Rows from a figure dataset:
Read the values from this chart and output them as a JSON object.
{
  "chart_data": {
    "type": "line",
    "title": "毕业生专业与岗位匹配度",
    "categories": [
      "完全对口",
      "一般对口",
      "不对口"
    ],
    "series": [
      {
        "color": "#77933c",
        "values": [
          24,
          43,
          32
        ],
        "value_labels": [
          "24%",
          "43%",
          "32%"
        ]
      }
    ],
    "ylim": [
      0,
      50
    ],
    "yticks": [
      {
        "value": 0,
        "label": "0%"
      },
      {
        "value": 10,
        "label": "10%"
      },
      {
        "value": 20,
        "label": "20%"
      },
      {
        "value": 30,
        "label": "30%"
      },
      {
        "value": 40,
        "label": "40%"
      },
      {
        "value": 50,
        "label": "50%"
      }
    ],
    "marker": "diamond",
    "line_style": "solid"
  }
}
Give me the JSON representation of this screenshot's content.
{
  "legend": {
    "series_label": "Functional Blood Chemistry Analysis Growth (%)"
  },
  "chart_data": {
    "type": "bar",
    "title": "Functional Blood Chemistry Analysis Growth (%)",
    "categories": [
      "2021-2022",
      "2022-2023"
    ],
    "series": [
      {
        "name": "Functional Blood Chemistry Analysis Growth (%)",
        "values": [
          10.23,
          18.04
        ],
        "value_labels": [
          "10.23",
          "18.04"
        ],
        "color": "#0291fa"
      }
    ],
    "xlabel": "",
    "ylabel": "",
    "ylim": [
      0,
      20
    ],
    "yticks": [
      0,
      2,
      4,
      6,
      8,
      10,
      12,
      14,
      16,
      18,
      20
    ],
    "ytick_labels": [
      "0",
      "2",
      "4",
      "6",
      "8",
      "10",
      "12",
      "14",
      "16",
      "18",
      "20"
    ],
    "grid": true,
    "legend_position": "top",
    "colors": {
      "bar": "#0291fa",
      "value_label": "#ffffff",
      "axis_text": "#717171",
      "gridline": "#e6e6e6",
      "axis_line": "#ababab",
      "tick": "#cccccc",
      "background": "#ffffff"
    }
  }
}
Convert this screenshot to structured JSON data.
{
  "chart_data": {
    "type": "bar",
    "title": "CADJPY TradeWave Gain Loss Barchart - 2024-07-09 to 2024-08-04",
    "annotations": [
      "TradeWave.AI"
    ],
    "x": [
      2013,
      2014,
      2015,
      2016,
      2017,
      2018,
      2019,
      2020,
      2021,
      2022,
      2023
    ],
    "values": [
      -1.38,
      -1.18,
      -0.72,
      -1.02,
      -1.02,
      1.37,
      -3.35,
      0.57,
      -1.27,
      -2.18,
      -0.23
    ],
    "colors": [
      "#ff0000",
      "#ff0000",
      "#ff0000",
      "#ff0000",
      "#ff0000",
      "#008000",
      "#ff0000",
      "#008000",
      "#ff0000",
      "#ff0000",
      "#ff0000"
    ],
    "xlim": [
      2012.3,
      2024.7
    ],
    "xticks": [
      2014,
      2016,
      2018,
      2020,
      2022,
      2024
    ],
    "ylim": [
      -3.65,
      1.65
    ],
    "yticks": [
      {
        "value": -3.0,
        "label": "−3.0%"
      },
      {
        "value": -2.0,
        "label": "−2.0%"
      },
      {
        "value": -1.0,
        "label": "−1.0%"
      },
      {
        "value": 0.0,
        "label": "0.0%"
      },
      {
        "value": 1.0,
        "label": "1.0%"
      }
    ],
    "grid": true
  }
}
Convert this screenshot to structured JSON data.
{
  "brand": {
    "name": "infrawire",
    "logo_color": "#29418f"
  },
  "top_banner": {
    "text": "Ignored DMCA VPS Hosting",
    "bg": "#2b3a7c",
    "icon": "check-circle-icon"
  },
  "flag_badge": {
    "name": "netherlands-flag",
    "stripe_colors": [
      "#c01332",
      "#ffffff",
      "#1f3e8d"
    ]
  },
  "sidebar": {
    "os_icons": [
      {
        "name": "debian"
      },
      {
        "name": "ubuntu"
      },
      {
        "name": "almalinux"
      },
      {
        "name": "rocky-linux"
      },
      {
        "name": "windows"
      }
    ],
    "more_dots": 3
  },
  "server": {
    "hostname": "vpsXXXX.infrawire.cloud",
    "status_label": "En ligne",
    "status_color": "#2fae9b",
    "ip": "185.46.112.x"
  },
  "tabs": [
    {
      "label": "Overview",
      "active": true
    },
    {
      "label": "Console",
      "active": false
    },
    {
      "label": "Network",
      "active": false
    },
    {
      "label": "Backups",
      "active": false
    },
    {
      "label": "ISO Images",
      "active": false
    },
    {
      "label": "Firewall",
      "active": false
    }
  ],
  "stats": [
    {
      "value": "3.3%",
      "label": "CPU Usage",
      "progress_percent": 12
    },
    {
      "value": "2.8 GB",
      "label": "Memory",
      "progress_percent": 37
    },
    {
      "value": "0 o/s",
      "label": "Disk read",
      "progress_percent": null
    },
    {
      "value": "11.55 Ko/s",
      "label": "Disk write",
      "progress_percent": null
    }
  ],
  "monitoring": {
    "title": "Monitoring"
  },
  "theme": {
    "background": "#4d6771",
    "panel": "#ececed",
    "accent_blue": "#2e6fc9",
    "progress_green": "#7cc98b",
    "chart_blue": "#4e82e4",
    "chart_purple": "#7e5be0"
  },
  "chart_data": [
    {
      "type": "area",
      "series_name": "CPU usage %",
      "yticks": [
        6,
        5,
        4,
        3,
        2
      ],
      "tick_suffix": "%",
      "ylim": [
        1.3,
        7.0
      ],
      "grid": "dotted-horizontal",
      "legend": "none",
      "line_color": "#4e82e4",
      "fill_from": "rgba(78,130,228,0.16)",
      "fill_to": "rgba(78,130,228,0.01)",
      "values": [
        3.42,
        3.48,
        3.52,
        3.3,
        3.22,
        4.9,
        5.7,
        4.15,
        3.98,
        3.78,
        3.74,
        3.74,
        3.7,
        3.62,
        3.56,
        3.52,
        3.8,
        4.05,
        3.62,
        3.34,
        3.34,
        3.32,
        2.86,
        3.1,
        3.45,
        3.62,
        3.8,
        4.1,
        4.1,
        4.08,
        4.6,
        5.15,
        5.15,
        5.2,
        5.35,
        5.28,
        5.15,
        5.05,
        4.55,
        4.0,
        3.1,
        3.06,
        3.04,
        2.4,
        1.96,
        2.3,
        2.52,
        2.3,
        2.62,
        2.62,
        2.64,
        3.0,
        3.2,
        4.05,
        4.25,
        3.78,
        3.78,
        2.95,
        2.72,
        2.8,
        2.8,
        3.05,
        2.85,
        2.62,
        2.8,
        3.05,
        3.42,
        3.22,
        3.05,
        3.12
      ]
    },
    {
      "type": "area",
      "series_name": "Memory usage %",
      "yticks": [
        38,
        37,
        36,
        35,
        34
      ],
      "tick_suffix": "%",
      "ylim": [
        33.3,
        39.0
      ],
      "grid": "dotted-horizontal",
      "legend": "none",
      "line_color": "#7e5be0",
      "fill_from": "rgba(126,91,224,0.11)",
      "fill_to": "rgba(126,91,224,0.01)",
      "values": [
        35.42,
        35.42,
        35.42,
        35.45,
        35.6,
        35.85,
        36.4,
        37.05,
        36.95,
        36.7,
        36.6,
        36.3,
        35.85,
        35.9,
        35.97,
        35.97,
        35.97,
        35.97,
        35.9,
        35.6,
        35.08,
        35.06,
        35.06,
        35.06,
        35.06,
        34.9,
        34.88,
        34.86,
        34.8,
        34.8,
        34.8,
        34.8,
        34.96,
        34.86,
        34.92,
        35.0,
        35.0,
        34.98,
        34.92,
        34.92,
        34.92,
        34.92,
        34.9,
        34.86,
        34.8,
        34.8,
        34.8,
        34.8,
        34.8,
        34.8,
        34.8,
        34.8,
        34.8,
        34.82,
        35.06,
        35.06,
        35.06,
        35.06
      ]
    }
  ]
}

» **Set exercise**
What is the number of lines in the data that hold the string "ffffff"? Answer with the number only.

» **The response**
3